-- START PROVIDED ENTRIES --

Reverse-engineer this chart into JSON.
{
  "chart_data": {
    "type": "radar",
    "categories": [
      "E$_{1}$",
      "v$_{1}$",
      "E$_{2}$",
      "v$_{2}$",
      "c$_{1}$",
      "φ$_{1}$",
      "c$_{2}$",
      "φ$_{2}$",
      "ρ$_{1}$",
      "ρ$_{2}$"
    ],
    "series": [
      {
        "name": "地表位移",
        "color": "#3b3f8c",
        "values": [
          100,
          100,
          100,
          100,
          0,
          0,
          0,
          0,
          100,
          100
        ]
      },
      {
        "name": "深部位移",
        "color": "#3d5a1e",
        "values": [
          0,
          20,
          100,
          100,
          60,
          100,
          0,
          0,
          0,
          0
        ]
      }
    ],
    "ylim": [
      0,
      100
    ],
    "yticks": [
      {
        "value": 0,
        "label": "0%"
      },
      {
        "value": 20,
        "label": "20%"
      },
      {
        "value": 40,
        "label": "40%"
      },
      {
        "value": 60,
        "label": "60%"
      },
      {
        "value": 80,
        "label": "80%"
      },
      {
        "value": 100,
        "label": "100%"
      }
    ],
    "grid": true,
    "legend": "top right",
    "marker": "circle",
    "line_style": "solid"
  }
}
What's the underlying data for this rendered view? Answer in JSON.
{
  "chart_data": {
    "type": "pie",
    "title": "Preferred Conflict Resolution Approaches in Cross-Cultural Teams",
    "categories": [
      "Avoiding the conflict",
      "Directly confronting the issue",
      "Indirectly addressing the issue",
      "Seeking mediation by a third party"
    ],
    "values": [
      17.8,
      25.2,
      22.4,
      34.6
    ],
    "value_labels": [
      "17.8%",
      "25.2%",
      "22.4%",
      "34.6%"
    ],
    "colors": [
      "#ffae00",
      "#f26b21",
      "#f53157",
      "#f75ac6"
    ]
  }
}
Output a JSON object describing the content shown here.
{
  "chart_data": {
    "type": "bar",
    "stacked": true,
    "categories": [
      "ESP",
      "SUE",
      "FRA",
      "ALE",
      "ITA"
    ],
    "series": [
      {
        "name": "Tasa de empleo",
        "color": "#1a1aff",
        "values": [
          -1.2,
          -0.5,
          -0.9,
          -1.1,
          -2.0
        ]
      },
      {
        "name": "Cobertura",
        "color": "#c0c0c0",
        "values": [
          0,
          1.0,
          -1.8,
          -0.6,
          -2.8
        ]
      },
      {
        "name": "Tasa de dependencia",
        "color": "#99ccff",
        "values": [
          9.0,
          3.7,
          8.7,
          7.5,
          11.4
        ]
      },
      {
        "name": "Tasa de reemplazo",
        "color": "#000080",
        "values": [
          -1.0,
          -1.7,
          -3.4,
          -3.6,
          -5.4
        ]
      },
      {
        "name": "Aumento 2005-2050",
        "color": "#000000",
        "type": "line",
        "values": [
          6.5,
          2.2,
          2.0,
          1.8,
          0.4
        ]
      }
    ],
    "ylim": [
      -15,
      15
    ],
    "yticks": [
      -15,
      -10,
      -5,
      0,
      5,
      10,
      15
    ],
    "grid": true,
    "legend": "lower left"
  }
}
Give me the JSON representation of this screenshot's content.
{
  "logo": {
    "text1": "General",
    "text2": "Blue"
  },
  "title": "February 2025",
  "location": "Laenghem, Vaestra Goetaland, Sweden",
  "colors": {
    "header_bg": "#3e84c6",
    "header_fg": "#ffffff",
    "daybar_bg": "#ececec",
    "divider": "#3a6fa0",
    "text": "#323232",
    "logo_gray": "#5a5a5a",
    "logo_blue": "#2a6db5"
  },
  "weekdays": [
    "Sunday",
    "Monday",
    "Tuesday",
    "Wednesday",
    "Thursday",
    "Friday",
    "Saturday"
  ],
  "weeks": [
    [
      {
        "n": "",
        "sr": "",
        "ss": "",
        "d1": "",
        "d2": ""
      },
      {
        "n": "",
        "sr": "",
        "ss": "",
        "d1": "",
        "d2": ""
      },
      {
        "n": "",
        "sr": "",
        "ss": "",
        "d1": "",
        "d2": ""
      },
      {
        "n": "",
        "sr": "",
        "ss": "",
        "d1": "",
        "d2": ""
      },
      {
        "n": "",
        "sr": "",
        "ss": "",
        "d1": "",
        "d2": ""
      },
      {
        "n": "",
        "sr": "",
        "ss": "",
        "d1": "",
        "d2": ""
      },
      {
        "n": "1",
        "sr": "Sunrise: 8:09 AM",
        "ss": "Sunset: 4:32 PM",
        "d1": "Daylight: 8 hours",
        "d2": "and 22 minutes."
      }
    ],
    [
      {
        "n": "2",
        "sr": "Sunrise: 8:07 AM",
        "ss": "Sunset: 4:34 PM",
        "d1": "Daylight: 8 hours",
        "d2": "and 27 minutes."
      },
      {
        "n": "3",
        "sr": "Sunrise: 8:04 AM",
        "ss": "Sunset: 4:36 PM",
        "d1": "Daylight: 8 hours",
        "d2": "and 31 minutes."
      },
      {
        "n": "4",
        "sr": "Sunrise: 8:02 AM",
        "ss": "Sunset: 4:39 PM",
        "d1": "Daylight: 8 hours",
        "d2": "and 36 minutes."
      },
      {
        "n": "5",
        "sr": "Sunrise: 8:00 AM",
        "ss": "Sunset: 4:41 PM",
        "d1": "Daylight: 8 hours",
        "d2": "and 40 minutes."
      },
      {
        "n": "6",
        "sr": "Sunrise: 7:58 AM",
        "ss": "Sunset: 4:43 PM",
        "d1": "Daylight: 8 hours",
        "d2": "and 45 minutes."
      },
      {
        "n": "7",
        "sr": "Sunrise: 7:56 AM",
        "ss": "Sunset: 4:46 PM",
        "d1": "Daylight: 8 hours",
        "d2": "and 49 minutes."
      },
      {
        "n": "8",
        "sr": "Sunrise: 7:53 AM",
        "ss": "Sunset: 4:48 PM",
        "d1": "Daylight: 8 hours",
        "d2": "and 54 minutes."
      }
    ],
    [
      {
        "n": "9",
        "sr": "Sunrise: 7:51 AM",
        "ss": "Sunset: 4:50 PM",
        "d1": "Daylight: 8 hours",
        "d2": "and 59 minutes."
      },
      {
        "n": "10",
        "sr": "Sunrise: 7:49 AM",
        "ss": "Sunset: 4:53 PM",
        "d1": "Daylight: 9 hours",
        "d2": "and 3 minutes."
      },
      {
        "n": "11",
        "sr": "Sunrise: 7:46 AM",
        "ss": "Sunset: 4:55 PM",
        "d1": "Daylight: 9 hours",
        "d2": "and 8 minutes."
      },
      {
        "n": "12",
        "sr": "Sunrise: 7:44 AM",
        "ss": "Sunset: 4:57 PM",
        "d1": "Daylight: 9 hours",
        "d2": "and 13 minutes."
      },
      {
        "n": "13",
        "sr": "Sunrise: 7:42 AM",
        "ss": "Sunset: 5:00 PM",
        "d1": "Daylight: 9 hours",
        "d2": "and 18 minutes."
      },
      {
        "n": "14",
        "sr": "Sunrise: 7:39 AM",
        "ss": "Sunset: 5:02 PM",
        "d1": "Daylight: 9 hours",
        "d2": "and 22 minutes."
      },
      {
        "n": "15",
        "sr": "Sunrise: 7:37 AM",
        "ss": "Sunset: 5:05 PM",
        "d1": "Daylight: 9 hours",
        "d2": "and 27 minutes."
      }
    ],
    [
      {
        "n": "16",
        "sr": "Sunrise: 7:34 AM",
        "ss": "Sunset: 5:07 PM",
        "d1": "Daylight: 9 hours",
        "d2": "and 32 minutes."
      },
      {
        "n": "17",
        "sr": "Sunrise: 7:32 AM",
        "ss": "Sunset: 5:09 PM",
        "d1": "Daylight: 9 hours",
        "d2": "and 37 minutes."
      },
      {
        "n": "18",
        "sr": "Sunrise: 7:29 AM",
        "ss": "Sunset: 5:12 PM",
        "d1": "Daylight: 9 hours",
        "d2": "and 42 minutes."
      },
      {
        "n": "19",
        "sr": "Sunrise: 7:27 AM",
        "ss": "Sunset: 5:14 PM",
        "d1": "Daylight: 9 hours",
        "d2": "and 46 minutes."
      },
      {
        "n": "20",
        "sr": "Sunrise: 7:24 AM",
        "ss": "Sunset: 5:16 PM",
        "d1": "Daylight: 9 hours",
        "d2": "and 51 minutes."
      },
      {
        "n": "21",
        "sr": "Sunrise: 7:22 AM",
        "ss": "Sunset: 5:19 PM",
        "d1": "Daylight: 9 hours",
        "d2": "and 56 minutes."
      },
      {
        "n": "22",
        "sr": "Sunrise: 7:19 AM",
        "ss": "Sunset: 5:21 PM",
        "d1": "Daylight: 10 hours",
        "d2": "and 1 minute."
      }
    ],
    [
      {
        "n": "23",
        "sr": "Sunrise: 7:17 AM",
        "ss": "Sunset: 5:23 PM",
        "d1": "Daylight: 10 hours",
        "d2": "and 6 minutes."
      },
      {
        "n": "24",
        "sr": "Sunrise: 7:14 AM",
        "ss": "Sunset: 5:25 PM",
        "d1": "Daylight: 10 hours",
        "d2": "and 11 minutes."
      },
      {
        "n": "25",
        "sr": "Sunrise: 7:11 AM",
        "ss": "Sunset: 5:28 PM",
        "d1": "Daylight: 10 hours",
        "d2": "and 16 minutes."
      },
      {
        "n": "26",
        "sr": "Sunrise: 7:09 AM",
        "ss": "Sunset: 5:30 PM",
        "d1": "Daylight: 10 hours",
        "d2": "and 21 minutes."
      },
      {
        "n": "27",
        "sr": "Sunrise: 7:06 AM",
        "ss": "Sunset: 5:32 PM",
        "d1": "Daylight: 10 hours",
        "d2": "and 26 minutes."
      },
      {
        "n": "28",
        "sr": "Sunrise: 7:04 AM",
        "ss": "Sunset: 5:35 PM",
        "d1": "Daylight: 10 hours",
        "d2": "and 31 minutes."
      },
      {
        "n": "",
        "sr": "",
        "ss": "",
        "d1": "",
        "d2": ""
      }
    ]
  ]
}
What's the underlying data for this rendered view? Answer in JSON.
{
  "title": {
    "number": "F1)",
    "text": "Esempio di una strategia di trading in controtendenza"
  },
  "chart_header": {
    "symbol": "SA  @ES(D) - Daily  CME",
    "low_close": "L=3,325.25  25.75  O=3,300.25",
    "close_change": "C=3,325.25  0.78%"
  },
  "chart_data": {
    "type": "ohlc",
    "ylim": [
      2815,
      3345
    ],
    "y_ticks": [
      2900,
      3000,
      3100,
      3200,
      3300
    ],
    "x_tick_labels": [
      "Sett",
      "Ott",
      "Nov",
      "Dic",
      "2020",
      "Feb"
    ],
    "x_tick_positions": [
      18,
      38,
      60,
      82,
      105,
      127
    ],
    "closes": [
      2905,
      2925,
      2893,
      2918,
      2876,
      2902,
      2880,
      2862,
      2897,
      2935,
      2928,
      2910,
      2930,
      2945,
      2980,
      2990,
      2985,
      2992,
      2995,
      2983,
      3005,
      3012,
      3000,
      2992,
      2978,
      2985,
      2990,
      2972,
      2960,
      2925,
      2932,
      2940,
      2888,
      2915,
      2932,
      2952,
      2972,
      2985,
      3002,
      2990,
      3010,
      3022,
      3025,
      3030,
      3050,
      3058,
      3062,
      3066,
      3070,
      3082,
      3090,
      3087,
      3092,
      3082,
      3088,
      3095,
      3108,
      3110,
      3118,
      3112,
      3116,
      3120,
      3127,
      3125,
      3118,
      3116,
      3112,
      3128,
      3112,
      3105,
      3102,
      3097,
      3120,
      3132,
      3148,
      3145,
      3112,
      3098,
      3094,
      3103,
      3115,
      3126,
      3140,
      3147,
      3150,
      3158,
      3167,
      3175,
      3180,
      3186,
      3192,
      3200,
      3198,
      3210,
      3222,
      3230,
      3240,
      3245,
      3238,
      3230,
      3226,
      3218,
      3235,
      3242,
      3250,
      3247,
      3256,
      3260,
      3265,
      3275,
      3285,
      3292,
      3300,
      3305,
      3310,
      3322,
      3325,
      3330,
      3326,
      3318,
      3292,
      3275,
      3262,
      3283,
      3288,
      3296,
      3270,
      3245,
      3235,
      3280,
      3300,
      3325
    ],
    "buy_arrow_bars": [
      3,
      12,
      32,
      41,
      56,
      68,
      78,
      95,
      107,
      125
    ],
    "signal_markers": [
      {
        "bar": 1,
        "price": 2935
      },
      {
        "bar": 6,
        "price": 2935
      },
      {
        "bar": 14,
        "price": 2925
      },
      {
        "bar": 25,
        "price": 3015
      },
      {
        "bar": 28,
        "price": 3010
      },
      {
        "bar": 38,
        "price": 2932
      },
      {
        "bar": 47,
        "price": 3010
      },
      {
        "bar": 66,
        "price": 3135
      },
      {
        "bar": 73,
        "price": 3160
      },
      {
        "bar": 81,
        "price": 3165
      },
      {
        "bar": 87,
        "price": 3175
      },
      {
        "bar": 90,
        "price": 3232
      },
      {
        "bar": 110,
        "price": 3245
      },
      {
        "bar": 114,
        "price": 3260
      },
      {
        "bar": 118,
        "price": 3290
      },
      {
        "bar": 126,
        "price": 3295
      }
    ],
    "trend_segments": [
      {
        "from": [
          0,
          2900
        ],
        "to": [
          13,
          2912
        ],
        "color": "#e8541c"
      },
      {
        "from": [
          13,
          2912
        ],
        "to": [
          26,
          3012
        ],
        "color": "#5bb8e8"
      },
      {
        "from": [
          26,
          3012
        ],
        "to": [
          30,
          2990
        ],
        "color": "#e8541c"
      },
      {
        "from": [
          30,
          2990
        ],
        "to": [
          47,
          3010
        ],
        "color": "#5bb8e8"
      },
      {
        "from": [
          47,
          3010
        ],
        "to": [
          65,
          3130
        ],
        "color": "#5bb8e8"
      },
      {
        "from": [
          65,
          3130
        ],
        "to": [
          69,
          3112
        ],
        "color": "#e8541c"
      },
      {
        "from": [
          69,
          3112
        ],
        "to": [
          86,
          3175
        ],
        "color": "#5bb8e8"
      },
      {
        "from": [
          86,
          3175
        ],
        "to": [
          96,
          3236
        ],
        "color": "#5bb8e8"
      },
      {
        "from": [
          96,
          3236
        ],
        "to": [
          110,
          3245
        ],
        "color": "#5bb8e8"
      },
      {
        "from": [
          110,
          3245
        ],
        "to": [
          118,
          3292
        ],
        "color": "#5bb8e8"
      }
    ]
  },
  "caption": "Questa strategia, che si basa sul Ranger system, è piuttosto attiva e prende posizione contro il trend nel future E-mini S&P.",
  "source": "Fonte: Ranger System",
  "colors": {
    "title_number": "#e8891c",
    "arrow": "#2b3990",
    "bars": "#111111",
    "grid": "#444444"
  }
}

-- END PROVIDED ENTRIES --

◆ **SET PROBLEM**:
Show, from the listing above, each line that contains the word "name".

◆ **EXERCISE OUTPUT**:
        "name": "地表位移",
        "name": "深部位移",
        "name": "Tasa de empleo",
        "name": "Cobertura",
        "name": "Tasa de dependencia",
        "name": "Tasa de reemplazo",
        "name": "Aumento 2005-2050",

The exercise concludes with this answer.